#### Material to process:
┏━━
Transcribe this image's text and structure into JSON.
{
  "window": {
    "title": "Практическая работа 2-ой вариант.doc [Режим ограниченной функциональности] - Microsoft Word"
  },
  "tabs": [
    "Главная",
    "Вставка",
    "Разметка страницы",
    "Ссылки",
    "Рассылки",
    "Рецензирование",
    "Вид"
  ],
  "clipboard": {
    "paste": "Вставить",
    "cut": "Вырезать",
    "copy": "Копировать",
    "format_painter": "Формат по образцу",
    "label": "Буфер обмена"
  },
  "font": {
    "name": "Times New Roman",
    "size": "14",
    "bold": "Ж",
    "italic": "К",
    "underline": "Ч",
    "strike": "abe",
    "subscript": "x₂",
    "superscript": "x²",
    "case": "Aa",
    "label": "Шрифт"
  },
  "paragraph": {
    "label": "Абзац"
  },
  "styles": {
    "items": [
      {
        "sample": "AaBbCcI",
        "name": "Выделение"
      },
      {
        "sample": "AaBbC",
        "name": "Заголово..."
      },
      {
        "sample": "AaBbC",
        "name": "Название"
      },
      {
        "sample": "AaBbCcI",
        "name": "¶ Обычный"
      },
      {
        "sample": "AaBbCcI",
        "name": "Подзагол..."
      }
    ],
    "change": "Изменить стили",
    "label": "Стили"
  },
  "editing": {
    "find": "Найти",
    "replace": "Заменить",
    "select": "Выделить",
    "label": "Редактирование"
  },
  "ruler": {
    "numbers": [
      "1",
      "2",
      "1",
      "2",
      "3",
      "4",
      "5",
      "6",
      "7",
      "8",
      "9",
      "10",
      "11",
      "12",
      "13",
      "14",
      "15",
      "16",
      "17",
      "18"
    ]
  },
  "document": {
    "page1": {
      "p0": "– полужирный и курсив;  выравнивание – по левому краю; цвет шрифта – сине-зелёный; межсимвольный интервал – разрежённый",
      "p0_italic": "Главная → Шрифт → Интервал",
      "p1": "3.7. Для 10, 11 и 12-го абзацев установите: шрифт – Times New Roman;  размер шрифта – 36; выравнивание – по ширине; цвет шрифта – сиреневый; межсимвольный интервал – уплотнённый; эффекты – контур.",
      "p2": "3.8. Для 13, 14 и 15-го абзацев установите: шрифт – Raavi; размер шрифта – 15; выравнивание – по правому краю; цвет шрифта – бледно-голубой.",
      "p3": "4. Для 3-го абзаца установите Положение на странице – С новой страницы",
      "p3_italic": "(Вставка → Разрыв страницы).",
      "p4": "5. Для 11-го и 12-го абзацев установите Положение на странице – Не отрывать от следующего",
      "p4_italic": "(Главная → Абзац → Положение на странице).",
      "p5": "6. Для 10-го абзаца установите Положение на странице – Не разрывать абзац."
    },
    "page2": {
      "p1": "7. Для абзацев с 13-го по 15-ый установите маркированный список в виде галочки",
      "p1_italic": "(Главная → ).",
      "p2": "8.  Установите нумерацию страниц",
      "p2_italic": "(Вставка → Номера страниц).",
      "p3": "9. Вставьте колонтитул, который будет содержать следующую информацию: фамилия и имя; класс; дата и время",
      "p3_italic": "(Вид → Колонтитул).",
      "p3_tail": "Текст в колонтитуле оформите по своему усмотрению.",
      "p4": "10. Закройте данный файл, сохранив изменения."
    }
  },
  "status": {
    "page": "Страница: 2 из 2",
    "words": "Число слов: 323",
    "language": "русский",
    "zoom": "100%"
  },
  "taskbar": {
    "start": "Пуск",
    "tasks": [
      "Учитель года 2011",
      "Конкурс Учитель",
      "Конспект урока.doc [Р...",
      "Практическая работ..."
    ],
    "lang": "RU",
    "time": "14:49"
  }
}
┗━━
#### Directive:
Say how many lines contain "страницы", and give nothing but that number.

#### Task response:
3